**Material shown:**
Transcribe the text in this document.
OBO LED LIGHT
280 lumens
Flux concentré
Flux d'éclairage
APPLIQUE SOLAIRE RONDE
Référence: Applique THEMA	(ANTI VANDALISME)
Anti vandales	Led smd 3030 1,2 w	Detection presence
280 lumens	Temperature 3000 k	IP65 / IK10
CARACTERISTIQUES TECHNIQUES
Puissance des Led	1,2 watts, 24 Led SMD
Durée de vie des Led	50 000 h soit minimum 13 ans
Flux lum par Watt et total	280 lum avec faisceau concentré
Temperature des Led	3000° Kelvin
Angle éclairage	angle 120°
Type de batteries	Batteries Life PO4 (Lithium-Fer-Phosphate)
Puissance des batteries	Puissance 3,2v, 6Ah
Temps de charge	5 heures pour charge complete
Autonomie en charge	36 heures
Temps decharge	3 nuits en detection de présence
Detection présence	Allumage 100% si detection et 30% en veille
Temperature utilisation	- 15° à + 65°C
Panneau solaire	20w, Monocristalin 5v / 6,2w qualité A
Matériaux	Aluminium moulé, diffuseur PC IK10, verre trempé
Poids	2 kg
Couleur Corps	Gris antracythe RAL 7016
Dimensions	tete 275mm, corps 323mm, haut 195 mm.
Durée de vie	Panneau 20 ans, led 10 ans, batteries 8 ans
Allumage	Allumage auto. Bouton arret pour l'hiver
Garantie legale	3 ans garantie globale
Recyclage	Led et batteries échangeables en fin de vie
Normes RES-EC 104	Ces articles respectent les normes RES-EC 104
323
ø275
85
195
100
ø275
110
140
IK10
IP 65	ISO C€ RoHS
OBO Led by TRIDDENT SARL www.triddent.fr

**Do this:** Extract the full listing above without alteration.

**Response to the exercise:**
Transcribe the text in this document.
OBO LED LIGHT
280 lumens
Flux concentré
Flux d'éclairage
APPLIQUE SOLAIRE RONDE
Référence: Applique THEMA	(ANTI VANDALISME)
Anti vandales	Led smd 3030 1,2 w	Detection presence
280 lumens	Temperature 3000 k	IP65 / IK10
CARACTERISTIQUES TECHNIQUES
Puissance des Led	1,2 watts, 24 Led SMD
Durée de vie des Led	50 000 h soit minimum 13 ans
Flux lum par Watt et total	280 lum avec faisceau concentré
Temperature des Led	3000° Kelvin
Angle éclairage	angle 120°
Type de batteries	Batteries Life PO4 (Lithium-Fer-Phosphate)
Puissance des batteries	Puissance 3,2v, 6Ah
Temps de charge	5 heures pour charge complete
Autonomie en charge	36 heures
Temps decharge	3 nuits en detection de présence
Detection présence	Allumage 100% si detection et 30% en veille
Temperature utilisation	- 15° à + 65°C
Panneau solaire	20w, Monocristalin 5v / 6,2w qualité A
Matériaux	Aluminium moulé, diffuseur PC IK10, verre trempé
Poids	2 kg
Couleur Corps	Gris antracythe RAL 7016
Dimensions	tete 275mm, corps 323mm, haut 195 mm.
Durée de vie	Panneau 20 ans, led 10 ans, batteries 8 ans
Allumage	Allumage auto. Bouton arret pour l'hiver
Garantie legale	3 ans garantie globale
Recyclage	Led et batteries échangeables en fin de vie
Normes RES-EC 104	Ces articles respectent les normes RES-EC 104
323
ø275
85
195
100
ø275
110
140
IK10
IP 65	ISO C€ RoHS
OBO Led by TRIDDENT SARL www.triddent.fr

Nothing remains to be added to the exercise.